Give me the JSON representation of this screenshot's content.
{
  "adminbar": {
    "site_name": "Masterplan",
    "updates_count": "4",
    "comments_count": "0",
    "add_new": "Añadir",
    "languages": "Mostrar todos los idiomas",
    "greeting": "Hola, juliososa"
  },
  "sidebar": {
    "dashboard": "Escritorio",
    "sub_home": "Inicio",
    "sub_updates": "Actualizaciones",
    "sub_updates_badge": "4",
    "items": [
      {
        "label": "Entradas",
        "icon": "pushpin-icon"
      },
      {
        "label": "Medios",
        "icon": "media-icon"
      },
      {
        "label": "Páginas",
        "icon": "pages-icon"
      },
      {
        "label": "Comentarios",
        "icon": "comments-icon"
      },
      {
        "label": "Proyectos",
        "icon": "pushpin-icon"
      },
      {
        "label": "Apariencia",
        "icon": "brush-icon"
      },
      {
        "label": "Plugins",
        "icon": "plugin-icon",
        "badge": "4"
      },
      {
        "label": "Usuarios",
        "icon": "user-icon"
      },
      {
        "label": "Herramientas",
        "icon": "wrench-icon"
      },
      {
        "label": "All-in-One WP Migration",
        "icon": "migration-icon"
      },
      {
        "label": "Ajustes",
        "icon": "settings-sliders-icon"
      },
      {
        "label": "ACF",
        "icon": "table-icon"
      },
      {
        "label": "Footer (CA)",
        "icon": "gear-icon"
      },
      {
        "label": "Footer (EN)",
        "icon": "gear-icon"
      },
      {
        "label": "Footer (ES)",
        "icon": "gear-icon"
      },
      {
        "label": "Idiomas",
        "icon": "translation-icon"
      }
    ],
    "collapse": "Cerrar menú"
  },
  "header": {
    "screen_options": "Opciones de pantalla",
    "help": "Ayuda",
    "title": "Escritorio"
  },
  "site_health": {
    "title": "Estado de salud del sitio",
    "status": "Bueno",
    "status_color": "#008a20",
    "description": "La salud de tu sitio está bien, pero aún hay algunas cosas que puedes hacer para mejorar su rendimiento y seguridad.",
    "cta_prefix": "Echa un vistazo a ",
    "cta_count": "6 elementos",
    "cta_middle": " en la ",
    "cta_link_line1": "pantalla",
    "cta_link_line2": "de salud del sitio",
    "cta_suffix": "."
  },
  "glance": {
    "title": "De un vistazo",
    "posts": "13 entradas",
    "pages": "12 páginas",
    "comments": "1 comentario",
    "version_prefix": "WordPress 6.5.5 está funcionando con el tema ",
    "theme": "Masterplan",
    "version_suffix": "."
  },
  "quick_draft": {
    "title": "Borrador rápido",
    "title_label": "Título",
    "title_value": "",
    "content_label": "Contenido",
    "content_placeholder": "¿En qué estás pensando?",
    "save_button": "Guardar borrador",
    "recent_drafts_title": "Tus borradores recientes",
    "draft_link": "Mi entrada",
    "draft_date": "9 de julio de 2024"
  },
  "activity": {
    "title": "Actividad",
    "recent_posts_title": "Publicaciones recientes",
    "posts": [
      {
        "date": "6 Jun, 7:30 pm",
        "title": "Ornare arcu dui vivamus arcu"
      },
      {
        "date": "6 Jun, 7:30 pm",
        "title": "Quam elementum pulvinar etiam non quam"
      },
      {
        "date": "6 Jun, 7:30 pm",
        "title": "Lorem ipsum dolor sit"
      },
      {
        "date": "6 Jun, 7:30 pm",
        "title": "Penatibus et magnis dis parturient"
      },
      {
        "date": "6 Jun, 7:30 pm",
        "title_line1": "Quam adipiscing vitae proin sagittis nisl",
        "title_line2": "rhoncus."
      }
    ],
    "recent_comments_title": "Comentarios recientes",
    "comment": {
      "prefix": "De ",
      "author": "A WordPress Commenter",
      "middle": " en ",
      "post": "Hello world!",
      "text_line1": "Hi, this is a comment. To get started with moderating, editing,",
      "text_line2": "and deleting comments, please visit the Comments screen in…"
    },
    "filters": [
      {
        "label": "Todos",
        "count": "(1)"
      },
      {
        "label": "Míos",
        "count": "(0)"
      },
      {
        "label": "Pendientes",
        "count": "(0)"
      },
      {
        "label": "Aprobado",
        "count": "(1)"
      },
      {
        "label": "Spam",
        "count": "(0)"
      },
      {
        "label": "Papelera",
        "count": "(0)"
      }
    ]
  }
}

Stated task: Your task is to repeat every line exactly.

Result of this exercise:
Give me the JSON representation of this screenshot's content.
{
  "adminbar": {
    "site_name": "Masterplan",
    "updates_count": "4",
    "comments_count": "0",
    "add_new": "Añadir",
    "languages": "Mostrar todos los idiomas",
    "greeting": "Hola, juliososa"
  },
  "sidebar": {
    "dashboard": "Escritorio",
    "sub_home": "Inicio",
    "sub_updates": "Actualizaciones",
    "sub_updates_badge": "4",
    "items": [
      {
        "label": "Entradas",
        "icon": "pushpin-icon"
      },
      {
        "label": "Medios",
        "icon": "media-icon"
      },
      {
        "label": "Páginas",
        "icon": "pages-icon"
      },
      {
        "label": "Comentarios",
        "icon": "comments-icon"
      },
      {
        "label": "Proyectos",
        "icon": "pushpin-icon"
      },
      {
        "label": "Apariencia",
        "icon": "brush-icon"
      },
      {
        "label": "Plugins",
        "icon": "plugin-icon",
        "badge": "4"
      },
      {
        "label": "Usuarios",
        "icon": "user-icon"
      },
      {
        "label": "Herramientas",
        "icon": "wrench-icon"
      },
      {
        "label": "All-in-One WP Migration",
        "icon": "migration-icon"
      },
      {
        "label": "Ajustes",
        "icon": "settings-sliders-icon"
      },
      {
        "label": "ACF",
        "icon": "table-icon"
      },
      {
        "label": "Footer (CA)",
        "icon": "gear-icon"
      },
      {
        "label": "Footer (EN)",
        "icon": "gear-icon"
      },
      {
        "label": "Footer (ES)",
        "icon": "gear-icon"
      },
      {
        "label": "Idiomas",
        "icon": "translation-icon"
      }
    ],
    "collapse": "Cerrar menú"
  },
  "header": {
    "screen_options": "Opciones de pantalla",
    "help": "Ayuda",
    "title": "Escritorio"
  },
  "site_health": {
    "title": "Estado de salud del sitio",
    "status": "Bueno",
    "status_color": "#008a20",
    "description": "La salud de tu sitio está bien, pero aún hay algunas cosas que puedes hacer para mejorar su rendimiento y seguridad.",
    "cta_prefix": "Echa un vistazo a ",
    "cta_count": "6 elementos",
    "cta_middle": " en la ",
    "cta_link_line1": "pantalla",
    "cta_link_line2": "de salud del sitio",
    "cta_suffix": "."
  },
  "glance": {
    "title": "De un vistazo",
    "posts": "13 entradas",
    "pages": "12 páginas",
    "comments": "1 comentario",
    "version_prefix": "WordPress 6.5.5 está funcionando con el tema ",
    "theme": "Masterplan",
    "version_suffix": "."
  },
  "quick_draft": {
    "title": "Borrador rápido",
    "title_label": "Título",
    "title_value": "",
    "content_label": "Contenido",
    "content_placeholder": "¿En qué estás pensando?",
    "save_button": "Guardar borrador",
    "recent_drafts_title": "Tus borradores recientes",
    "draft_link": "Mi entrada",
    "draft_date": "9 de julio de 2024"
  },
  "activity": {
    "title": "Actividad",
    "recent_posts_title": "Publicaciones recientes",
    "posts": [
      {
        "date": "6 Jun, 7:30 pm",
        "title": "Ornare arcu dui vivamus arcu"
      },
      {
        "date": "6 Jun, 7:30 pm",
        "title": "Quam elementum pulvinar etiam non quam"
      },
      {
        "date": "6 Jun, 7:30 pm",
        "title": "Lorem ipsum dolor sit"
      },
      {
        "date": "6 Jun, 7:30 pm",
        "title": "Penatibus et magnis dis parturient"
      },
      {
        "date": "6 Jun, 7:30 pm",
        "title_line1": "Quam adipiscing vitae proin sagittis nisl",
        "title_line2": "rhoncus."
      }
    ],
    "recent_comments_title": "Comentarios recientes",
    "comment": {
      "prefix": "De ",
      "author": "A WordPress Commenter",
      "middle": " en ",
      "post": "Hello world!",
      "text_line1": "Hi, this is a comment. To get started with moderating, editing,",
      "text_line2": "and deleting comments, please visit the Comments screen in…"
    },
    "filters": [
      {
        "label": "Todos",
        "count": "(1)"
      },
      {
        "label": "Míos",
        "count": "(0)"
      },
      {
        "label": "Pendientes",
        "count": "(0)"
      },
      {
        "label": "Aprobado",
        "count": "(1)"
      },
      {
        "label": "Spam",
        "count": "(0)"
      },
      {
        "label": "Papelera",
        "count": "(0)"
      }
    ]
  }
}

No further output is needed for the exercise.